Items from a figure collection
— Begin —

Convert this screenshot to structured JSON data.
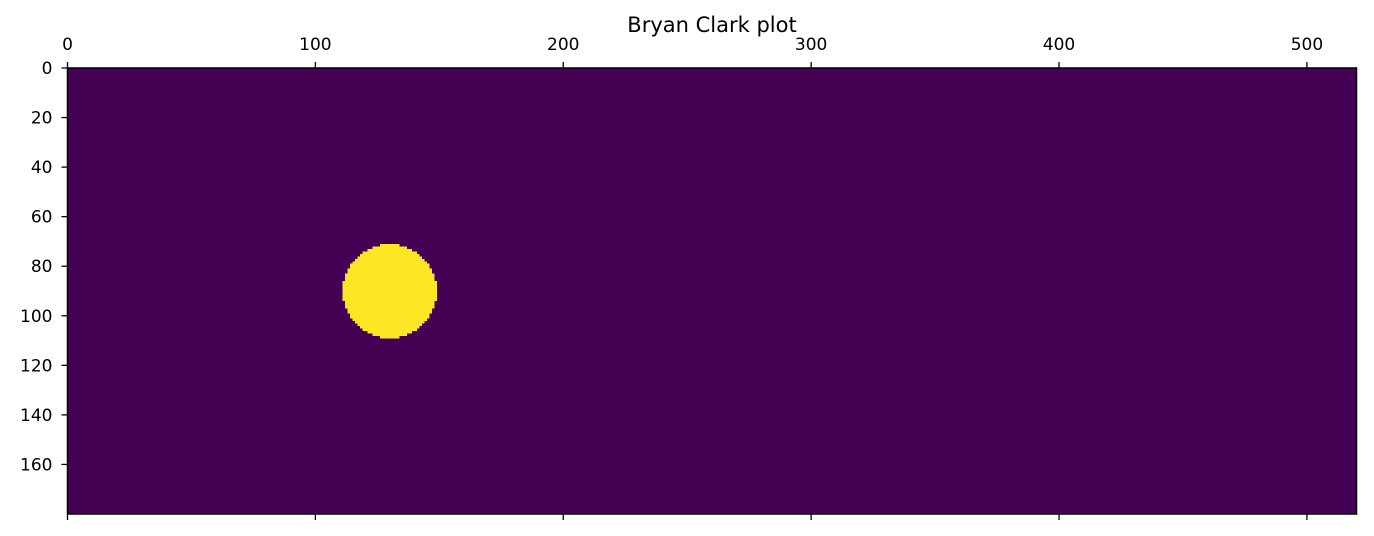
{
  "chart_data": {
    "type": "heatmap",
    "title": "Bryan Clark plot",
    "xlabel": "",
    "ylabel": "",
    "x_ticks": [
      0,
      100,
      200,
      300,
      400,
      500
    ],
    "y_ticks": [
      0,
      20,
      40,
      60,
      80,
      100,
      120,
      140,
      160
    ],
    "xlim": [
      0,
      520
    ],
    "ylim": [
      180,
      0
    ],
    "x_axis_position": "top",
    "grid": false,
    "legend": "none",
    "background_value": 0,
    "shapes": [
      {
        "shape": "disk",
        "value": 1,
        "center": [
          130,
          90
        ],
        "radius": 19
      }
    ],
    "colormap": "viridis",
    "colors": {
      "low": "#440154",
      "high": "#fde725"
    }
  }
}
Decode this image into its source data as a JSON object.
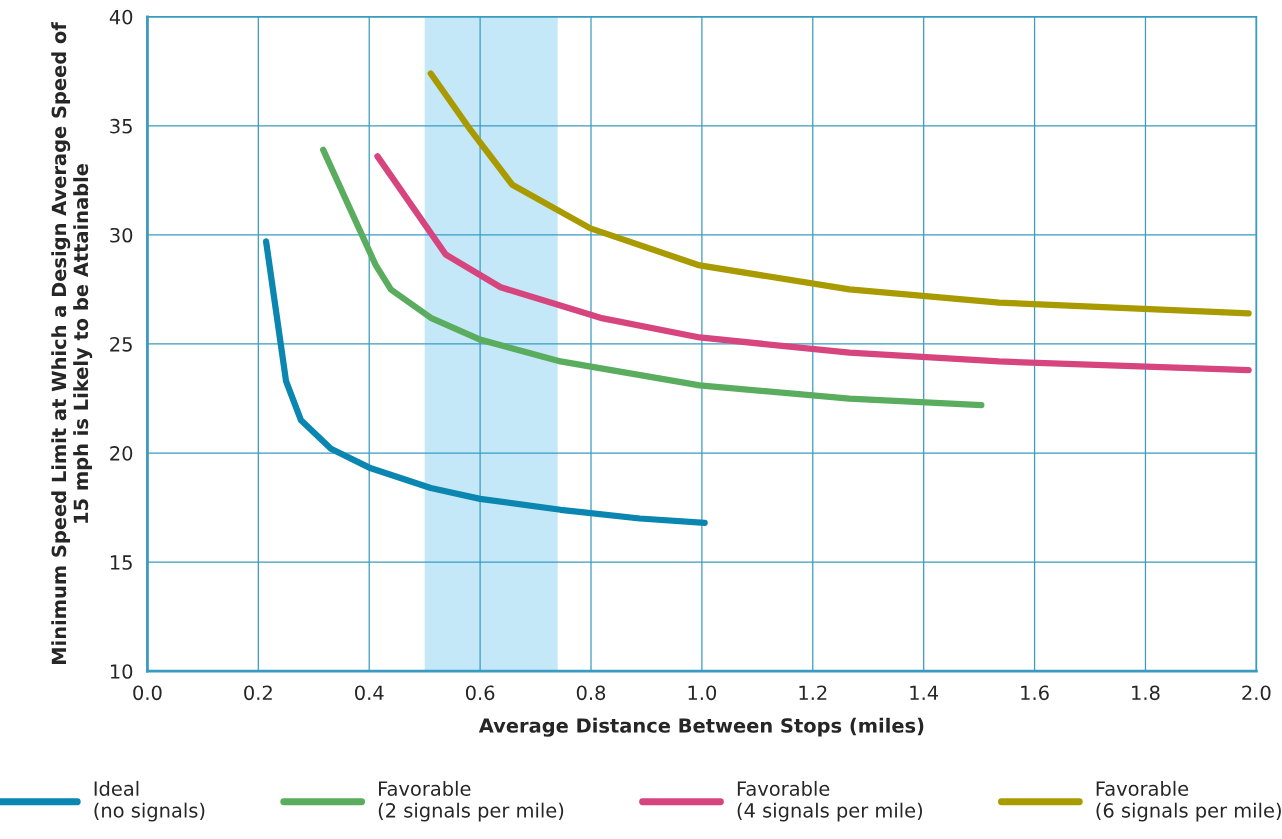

— End —

# What to do
All of the material above is to be copied exactly, except for its images.

# Task result
Convert this screenshot to structured JSON data.
{
  "chart_data": {
    "type": "heatmap",
    "title": "Bryan Clark plot",
    "xlabel": "",
    "ylabel": "",
    "x_ticks": [
      0,
      100,
      200,
      300,
      400,
      500
    ],
    "y_ticks": [
      0,
      20,
      40,
      60,
      80,
      100,
      120,
      140,
      160
    ],
    "xlim": [
      0,
      520
    ],
    "ylim": [
      180,
      0
    ],
    "x_axis_position": "top",
    "grid": false,
    "legend": "none",
    "background_value": 0,
    "shapes": [
      {
        "shape": "disk",
        "value": 1,
        "center": [
          130,
          90
        ],
        "radius": 19
      }
    ],
    "colormap": "viridis",
    "colors": {
      "low": "#440154",
      "high": "#fde725"
    }
  }
}
Decode this image into its source data as a JSON object.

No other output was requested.